### WHAT THIS TASK INVOLVES:
Where the string "podklady" occurs in the material below, report the whole line.
──────────
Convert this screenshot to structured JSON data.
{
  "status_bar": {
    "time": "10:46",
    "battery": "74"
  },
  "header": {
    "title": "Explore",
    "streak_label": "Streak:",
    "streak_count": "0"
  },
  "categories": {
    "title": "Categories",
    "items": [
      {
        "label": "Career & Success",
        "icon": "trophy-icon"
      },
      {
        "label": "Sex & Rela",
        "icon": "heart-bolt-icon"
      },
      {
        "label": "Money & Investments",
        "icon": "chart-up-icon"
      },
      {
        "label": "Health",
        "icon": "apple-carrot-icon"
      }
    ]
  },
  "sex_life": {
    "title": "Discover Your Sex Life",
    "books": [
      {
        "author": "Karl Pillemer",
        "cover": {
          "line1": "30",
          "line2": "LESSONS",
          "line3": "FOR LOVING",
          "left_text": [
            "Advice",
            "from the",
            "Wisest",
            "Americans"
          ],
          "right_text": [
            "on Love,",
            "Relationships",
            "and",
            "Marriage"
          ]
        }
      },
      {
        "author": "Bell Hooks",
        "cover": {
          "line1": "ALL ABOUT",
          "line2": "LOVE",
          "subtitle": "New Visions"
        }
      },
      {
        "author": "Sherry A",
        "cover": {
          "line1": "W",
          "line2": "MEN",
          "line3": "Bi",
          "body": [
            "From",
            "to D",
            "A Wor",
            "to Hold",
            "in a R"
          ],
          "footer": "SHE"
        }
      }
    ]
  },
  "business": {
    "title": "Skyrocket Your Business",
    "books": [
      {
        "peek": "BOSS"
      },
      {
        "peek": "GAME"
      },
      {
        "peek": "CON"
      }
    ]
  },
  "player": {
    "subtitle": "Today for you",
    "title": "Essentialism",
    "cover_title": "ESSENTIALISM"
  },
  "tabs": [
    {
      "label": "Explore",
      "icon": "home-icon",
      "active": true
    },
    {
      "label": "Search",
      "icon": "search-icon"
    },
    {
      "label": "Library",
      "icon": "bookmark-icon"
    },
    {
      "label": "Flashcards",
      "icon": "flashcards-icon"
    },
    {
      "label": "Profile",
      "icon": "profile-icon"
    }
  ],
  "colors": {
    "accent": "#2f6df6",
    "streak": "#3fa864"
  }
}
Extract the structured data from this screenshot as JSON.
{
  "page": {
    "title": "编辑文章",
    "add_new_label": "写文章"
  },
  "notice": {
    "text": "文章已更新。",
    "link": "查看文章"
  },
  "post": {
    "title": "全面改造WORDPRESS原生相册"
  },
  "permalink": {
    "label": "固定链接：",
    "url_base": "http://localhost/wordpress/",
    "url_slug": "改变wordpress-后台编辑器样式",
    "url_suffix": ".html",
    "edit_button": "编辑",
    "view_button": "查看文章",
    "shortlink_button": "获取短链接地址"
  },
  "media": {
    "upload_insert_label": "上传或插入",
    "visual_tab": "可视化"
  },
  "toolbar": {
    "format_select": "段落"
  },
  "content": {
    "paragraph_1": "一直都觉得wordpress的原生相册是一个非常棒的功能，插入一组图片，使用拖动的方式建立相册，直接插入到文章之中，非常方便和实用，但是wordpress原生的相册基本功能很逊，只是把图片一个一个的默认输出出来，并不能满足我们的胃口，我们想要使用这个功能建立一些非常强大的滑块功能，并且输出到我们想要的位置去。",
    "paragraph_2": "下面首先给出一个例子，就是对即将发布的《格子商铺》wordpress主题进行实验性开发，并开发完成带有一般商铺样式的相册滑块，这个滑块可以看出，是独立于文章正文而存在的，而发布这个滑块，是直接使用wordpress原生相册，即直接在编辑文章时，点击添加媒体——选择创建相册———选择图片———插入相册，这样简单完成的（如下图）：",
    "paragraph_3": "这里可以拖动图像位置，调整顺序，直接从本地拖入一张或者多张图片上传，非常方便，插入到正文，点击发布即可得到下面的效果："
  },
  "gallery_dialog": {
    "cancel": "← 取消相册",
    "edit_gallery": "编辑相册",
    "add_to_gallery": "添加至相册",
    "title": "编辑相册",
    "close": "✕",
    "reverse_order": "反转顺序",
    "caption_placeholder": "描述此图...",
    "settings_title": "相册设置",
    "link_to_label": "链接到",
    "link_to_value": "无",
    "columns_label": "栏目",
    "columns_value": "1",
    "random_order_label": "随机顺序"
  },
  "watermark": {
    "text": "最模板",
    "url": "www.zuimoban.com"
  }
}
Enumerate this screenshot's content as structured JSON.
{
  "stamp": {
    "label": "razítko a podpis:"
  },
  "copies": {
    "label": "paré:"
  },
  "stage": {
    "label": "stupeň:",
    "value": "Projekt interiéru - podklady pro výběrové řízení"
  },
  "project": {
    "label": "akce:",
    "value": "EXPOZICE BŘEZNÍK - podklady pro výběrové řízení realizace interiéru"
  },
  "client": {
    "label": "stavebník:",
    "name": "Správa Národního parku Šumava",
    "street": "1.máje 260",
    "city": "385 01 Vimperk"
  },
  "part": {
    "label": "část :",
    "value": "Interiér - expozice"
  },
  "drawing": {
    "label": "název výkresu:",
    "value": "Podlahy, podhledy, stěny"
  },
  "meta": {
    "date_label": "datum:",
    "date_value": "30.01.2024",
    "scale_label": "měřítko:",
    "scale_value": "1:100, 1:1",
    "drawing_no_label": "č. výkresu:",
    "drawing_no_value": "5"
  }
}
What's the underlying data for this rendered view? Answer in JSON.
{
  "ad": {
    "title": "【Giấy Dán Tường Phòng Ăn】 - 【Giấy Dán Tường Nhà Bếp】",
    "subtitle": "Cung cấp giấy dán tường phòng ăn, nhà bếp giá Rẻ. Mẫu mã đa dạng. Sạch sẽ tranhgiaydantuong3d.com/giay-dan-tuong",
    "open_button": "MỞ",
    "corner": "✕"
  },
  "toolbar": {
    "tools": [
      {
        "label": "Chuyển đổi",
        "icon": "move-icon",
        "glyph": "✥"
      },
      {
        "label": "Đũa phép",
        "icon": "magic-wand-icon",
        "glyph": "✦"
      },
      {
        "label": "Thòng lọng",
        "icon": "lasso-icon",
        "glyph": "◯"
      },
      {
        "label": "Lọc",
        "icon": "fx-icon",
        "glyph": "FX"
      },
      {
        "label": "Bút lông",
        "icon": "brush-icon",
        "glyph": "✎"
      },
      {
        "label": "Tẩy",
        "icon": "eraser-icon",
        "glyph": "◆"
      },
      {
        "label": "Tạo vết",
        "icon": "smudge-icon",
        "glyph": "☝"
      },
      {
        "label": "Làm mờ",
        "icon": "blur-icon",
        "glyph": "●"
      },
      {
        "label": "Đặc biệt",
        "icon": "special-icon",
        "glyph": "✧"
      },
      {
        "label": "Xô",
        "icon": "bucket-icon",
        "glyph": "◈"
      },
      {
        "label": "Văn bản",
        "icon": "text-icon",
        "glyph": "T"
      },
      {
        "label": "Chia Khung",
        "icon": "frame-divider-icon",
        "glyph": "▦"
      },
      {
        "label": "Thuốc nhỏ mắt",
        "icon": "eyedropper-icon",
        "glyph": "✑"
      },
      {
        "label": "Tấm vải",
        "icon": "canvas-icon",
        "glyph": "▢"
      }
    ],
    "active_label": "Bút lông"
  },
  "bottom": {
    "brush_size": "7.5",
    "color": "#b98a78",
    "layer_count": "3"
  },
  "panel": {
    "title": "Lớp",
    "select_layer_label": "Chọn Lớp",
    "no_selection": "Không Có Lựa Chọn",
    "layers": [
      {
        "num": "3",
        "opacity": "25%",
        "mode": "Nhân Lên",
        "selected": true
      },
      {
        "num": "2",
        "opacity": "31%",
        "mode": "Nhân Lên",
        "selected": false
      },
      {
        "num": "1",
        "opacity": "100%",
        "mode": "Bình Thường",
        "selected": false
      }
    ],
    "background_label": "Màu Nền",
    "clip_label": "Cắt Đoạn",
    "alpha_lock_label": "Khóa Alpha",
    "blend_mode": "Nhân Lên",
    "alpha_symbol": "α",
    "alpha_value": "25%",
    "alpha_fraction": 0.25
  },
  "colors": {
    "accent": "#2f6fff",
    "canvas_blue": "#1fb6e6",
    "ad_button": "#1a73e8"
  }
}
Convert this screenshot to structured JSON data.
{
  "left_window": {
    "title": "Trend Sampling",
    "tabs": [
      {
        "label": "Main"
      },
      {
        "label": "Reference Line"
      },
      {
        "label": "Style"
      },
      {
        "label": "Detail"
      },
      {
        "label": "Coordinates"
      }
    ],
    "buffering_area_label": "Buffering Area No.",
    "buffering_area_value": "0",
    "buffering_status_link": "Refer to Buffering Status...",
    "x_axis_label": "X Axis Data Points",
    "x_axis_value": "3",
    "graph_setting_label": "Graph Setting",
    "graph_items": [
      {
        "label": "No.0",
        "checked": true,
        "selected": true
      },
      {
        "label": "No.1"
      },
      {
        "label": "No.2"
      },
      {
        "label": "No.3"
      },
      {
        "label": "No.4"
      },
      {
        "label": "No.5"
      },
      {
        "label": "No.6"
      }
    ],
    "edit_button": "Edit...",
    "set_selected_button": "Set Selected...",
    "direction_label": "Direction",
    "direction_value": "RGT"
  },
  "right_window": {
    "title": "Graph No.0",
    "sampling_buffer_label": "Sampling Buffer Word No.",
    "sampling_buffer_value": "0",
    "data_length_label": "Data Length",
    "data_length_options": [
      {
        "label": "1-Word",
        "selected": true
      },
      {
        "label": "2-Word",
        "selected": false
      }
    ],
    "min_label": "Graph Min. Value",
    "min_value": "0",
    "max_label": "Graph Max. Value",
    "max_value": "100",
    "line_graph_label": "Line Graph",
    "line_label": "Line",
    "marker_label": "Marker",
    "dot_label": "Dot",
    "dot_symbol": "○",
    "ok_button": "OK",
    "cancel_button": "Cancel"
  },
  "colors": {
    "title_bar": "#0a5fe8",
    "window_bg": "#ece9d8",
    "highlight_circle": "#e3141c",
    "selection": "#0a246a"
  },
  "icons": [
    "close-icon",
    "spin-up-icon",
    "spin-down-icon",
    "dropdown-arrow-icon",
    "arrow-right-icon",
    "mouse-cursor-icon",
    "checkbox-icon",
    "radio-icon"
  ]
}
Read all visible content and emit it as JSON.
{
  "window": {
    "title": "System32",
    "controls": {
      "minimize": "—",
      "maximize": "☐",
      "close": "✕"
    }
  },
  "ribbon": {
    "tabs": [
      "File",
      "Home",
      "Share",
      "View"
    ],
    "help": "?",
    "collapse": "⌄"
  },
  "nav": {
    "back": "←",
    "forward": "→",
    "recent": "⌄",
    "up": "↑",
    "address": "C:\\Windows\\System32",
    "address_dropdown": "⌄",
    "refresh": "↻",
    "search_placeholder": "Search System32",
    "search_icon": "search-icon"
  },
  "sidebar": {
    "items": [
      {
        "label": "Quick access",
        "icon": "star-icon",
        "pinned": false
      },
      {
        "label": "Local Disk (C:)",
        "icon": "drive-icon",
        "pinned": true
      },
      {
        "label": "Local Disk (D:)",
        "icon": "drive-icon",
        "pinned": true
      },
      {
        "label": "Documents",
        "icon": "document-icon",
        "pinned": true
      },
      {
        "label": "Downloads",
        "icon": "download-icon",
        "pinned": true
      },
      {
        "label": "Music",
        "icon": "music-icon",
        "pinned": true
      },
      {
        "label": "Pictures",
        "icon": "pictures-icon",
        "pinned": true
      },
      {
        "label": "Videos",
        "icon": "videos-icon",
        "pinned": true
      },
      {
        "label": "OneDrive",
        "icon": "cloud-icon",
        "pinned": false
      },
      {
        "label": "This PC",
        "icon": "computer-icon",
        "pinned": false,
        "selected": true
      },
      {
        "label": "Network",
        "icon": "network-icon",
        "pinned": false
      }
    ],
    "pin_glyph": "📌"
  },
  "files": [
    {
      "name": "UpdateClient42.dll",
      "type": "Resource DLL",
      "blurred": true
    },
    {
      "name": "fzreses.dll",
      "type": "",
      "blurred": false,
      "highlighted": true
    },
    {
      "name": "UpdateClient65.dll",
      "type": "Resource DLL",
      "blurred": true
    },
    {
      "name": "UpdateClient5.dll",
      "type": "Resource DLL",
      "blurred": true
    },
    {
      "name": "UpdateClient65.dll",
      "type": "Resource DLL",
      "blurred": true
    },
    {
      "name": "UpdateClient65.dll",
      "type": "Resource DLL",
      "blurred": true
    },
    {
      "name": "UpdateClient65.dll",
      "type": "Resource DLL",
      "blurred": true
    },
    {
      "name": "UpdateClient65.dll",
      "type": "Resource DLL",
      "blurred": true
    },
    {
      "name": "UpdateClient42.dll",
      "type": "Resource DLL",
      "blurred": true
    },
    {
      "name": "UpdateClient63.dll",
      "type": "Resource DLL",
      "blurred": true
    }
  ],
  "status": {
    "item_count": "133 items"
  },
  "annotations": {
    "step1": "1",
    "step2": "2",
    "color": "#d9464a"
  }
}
──────────
### TASK SOLUTION:
    "value": "Projekt interiéru - podklady pro výběrové řízení"
    "value": "EXPOZICE BŘEZNÍK - podklady pro výběrové řízení realizace interiéru"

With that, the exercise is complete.